**Exercise directions**
Every record below should be printed exactly as it appears.
* Begin *
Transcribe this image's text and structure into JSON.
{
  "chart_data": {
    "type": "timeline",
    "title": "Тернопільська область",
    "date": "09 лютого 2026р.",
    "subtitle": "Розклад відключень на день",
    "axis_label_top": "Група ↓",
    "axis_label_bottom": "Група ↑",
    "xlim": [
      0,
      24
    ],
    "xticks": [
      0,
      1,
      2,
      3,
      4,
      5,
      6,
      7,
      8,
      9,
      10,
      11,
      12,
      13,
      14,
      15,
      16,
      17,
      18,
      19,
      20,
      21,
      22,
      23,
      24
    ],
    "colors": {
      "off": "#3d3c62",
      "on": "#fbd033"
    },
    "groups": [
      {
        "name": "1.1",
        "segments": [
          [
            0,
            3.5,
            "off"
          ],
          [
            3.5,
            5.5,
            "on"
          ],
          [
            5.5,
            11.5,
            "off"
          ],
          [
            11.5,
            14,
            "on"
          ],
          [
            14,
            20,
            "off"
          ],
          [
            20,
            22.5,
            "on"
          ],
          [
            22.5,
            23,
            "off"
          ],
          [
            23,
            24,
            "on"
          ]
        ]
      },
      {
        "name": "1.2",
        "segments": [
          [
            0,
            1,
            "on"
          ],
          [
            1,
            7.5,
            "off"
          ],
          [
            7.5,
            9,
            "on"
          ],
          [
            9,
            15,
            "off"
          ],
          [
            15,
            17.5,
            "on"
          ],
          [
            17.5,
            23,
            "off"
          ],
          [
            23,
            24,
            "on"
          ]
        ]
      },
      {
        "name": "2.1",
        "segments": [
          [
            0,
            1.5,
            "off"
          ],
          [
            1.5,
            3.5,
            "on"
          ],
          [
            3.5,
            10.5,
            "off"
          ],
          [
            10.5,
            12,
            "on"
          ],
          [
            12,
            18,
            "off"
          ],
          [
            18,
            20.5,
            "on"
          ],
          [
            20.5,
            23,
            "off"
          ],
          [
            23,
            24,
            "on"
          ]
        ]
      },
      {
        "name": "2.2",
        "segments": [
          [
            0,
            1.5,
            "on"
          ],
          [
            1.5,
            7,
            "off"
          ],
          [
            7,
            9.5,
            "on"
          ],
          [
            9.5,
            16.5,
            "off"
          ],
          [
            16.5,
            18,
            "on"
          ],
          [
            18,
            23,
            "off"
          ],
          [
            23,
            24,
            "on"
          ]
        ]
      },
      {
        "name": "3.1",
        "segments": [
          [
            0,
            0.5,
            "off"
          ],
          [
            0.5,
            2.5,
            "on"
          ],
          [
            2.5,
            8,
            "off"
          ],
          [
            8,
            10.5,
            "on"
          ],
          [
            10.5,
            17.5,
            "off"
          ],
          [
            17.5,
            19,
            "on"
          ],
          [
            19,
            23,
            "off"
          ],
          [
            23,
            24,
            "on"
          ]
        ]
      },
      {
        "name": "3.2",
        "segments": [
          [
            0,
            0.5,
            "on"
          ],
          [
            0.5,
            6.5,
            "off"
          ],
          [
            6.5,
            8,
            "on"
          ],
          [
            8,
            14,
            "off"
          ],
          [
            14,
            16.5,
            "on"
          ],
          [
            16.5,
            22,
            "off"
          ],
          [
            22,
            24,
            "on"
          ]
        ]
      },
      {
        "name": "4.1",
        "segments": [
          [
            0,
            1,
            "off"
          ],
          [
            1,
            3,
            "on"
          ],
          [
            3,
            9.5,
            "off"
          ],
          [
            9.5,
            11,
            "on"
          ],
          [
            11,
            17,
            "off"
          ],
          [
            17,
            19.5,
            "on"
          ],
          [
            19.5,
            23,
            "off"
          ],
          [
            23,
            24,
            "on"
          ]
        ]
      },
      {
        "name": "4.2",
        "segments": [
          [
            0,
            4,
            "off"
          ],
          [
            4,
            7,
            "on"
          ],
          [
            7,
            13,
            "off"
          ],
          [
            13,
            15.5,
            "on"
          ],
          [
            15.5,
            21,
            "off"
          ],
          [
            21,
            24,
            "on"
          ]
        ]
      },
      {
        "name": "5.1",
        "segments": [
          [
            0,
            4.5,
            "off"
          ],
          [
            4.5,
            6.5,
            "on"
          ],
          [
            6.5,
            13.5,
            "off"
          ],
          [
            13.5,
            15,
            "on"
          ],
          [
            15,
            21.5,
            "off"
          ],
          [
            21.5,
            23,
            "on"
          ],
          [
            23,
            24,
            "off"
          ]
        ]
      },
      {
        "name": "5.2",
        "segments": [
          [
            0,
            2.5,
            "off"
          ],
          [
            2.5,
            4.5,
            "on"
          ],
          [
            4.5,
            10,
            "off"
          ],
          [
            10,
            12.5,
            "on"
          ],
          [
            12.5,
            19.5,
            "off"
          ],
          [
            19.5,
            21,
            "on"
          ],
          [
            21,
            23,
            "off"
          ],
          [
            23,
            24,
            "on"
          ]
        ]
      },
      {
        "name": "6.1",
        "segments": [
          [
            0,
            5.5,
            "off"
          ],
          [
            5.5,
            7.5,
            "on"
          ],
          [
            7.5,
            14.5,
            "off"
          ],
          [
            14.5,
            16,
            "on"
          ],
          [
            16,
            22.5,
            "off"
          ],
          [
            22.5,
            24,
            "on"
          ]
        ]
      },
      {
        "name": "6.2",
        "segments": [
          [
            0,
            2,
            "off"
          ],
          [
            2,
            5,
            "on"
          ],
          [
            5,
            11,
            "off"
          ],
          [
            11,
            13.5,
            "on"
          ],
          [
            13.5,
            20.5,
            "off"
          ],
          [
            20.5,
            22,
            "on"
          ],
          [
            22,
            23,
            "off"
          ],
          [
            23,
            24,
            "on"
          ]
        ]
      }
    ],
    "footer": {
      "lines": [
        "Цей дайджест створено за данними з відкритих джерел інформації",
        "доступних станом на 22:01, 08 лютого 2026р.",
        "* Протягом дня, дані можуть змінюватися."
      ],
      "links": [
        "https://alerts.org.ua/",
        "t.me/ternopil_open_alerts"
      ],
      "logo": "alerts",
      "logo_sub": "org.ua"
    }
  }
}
* End *
**Written reply**
Transcribe this image's text and structure into JSON.
{
  "chart_data": {
    "type": "timeline",
    "title": "Тернопільська область",
    "date": "09 лютого 2026р.",
    "subtitle": "Розклад відключень на день",
    "axis_label_top": "Група ↓",
    "axis_label_bottom": "Група ↑",
    "xlim": [
      0,
      24
    ],
    "xticks": [
      0,
      1,
      2,
      3,
      4,
      5,
      6,
      7,
      8,
      9,
      10,
      11,
      12,
      13,
      14,
      15,
      16,
      17,
      18,
      19,
      20,
      21,
      22,
      23,
      24
    ],
    "colors": {
      "off": "#3d3c62",
      "on": "#fbd033"
    },
    "groups": [
      {
        "name": "1.1",
        "segments": [
          [
            0,
            3.5,
            "off"
          ],
          [
            3.5,
            5.5,
            "on"
          ],
          [
            5.5,
            11.5,
            "off"
          ],
          [
            11.5,
            14,
            "on"
          ],
          [
            14,
            20,
            "off"
          ],
          [
            20,
            22.5,
            "on"
          ],
          [
            22.5,
            23,
            "off"
          ],
          [
            23,
            24,
            "on"
          ]
        ]
      },
      {
        "name": "1.2",
        "segments": [
          [
            0,
            1,
            "on"
          ],
          [
            1,
            7.5,
            "off"
          ],
          [
            7.5,
            9,
            "on"
          ],
          [
            9,
            15,
            "off"
          ],
          [
            15,
            17.5,
            "on"
          ],
          [
            17.5,
            23,
            "off"
          ],
          [
            23,
            24,
            "on"
          ]
        ]
      },
      {
        "name": "2.1",
        "segments": [
          [
            0,
            1.5,
            "off"
          ],
          [
            1.5,
            3.5,
            "on"
          ],
          [
            3.5,
            10.5,
            "off"
          ],
          [
            10.5,
            12,
            "on"
          ],
          [
            12,
            18,
            "off"
          ],
          [
            18,
            20.5,
            "on"
          ],
          [
            20.5,
            23,
            "off"
          ],
          [
            23,
            24,
            "on"
          ]
        ]
      },
      {
        "name": "2.2",
        "segments": [
          [
            0,
            1.5,
            "on"
          ],
          [
            1.5,
            7,
            "off"
          ],
          [
            7,
            9.5,
            "on"
          ],
          [
            9.5,
            16.5,
            "off"
          ],
          [
            16.5,
            18,
            "on"
          ],
          [
            18,
            23,
            "off"
          ],
          [
            23,
            24,
            "on"
          ]
        ]
      },
      {
        "name": "3.1",
        "segments": [
          [
            0,
            0.5,
            "off"
          ],
          [
            0.5,
            2.5,
            "on"
          ],
          [
            2.5,
            8,
            "off"
          ],
          [
            8,
            10.5,
            "on"
          ],
          [
            10.5,
            17.5,
            "off"
          ],
          [
            17.5,
            19,
            "on"
          ],
          [
            19,
            23,
            "off"
          ],
          [
            23,
            24,
            "on"
          ]
        ]
      },
      {
        "name": "3.2",
        "segments": [
          [
            0,
            0.5,
            "on"
          ],
          [
            0.5,
            6.5,
            "off"
          ],
          [
            6.5,
            8,
            "on"
          ],
          [
            8,
            14,
            "off"
          ],
          [
            14,
            16.5,
            "on"
          ],
          [
            16.5,
            22,
            "off"
          ],
          [
            22,
            24,
            "on"
          ]
        ]
      },
      {
        "name": "4.1",
        "segments": [
          [
            0,
            1,
            "off"
          ],
          [
            1,
            3,
            "on"
          ],
          [
            3,
            9.5,
            "off"
          ],
          [
            9.5,
            11,
            "on"
          ],
          [
            11,
            17,
            "off"
          ],
          [
            17,
            19.5,
            "on"
          ],
          [
            19.5,
            23,
            "off"
          ],
          [
            23,
            24,
            "on"
          ]
        ]
      },
      {
        "name": "4.2",
        "segments": [
          [
            0,
            4,
            "off"
          ],
          [
            4,
            7,
            "on"
          ],
          [
            7,
            13,
            "off"
          ],
          [
            13,
            15.5,
            "on"
          ],
          [
            15.5,
            21,
            "off"
          ],
          [
            21,
            24,
            "on"
          ]
        ]
      },
      {
        "name": "5.1",
        "segments": [
          [
            0,
            4.5,
            "off"
          ],
          [
            4.5,
            6.5,
            "on"
          ],
          [
            6.5,
            13.5,
            "off"
          ],
          [
            13.5,
            15,
            "on"
          ],
          [
            15,
            21.5,
            "off"
          ],
          [
            21.5,
            23,
            "on"
          ],
          [
            23,
            24,
            "off"
          ]
        ]
      },
      {
        "name": "5.2",
        "segments": [
          [
            0,
            2.5,
            "off"
          ],
          [
            2.5,
            4.5,
            "on"
          ],
          [
            4.5,
            10,
            "off"
          ],
          [
            10,
            12.5,
            "on"
          ],
          [
            12.5,
            19.5,
            "off"
          ],
          [
            19.5,
            21,
            "on"
          ],
          [
            21,
            23,
            "off"
          ],
          [
            23,
            24,
            "on"
          ]
        ]
      },
      {
        "name": "6.1",
        "segments": [
          [
            0,
            5.5,
            "off"
          ],
          [
            5.5,
            7.5,
            "on"
          ],
          [
            7.5,
            14.5,
            "off"
          ],
          [
            14.5,
            16,
            "on"
          ],
          [
            16,
            22.5,
            "off"
          ],
          [
            22.5,
            24,
            "on"
          ]
        ]
      },
      {
        "name": "6.2",
        "segments": [
          [
            0,
            2,
            "off"
          ],
          [
            2,
            5,
            "on"
          ],
          [
            5,
            11,
            "off"
          ],
          [
            11,
            13.5,
            "on"
          ],
          [
            13.5,
            20.5,
            "off"
          ],
          [
            20.5,
            22,
            "on"
          ],
          [
            22,
            23,
            "off"
          ],
          [
            23,
            24,
            "on"
          ]
        ]
      }
    ],
    "footer": {
      "lines": [
        "Цей дайджест створено за данними з відкритих джерел інформації",
        "доступних станом на 22:01, 08 лютого 2026р.",
        "* Протягом дня, дані можуть змінюватися."
      ],
      "links": [
        "https://alerts.org.ua/",
        "t.me/ternopil_open_alerts"
      ],
      "logo": "alerts",
      "logo_sub": "org.ua"
    }
  }
}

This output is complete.